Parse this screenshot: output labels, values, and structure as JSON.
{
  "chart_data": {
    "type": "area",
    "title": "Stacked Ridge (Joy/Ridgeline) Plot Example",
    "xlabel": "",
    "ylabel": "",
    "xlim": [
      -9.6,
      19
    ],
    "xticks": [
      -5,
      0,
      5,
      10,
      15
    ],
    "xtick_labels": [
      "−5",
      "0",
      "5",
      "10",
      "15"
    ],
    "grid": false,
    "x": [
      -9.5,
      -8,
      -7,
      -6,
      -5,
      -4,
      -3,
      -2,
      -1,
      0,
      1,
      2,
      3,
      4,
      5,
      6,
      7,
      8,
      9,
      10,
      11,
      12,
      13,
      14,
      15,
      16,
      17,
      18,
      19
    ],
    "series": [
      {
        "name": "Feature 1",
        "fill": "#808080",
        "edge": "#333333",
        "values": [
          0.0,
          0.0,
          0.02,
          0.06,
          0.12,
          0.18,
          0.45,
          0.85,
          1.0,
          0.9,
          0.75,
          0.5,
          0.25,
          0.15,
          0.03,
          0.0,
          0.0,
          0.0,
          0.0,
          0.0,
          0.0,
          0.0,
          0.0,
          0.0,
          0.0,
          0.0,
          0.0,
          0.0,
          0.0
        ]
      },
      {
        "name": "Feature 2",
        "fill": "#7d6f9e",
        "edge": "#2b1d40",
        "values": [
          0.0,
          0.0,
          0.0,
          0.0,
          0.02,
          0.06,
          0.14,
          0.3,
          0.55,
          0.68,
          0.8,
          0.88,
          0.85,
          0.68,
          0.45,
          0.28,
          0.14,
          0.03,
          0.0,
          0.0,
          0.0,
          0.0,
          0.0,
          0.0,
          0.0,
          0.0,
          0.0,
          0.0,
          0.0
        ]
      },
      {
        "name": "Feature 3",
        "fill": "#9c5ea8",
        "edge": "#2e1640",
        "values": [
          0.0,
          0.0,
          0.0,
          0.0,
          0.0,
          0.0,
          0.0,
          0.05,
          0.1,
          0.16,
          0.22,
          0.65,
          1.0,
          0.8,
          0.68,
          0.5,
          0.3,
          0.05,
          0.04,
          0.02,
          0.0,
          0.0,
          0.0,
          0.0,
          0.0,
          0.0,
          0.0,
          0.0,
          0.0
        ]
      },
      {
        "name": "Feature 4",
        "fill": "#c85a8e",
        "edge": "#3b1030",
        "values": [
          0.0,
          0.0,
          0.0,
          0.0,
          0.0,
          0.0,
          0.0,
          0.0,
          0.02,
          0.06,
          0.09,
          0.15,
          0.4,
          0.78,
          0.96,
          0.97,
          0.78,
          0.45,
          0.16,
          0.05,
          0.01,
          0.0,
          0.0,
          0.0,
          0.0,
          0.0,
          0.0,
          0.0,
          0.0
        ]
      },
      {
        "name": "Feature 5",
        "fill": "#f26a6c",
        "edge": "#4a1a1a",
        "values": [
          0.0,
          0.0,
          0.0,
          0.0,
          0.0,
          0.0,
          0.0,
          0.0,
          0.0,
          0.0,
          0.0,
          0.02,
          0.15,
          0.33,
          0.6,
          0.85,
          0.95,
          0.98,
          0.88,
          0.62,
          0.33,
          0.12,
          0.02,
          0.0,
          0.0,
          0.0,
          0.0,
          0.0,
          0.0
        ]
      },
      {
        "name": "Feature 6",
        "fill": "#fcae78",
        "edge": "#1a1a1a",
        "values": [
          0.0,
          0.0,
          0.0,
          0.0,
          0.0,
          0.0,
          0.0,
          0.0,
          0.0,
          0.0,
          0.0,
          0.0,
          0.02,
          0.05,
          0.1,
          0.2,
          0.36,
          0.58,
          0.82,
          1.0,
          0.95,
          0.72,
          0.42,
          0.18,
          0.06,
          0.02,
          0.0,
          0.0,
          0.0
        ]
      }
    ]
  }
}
════════════════
Your task – Note each line of the entries that has "name" in it, and copy those lines.

Solution –
        "name": "Feature 1",
        "name": "Feature 2",
        "name": "Feature 3",
        "name": "Feature 4",
        "name": "Feature 5",
        "name": "Feature 6",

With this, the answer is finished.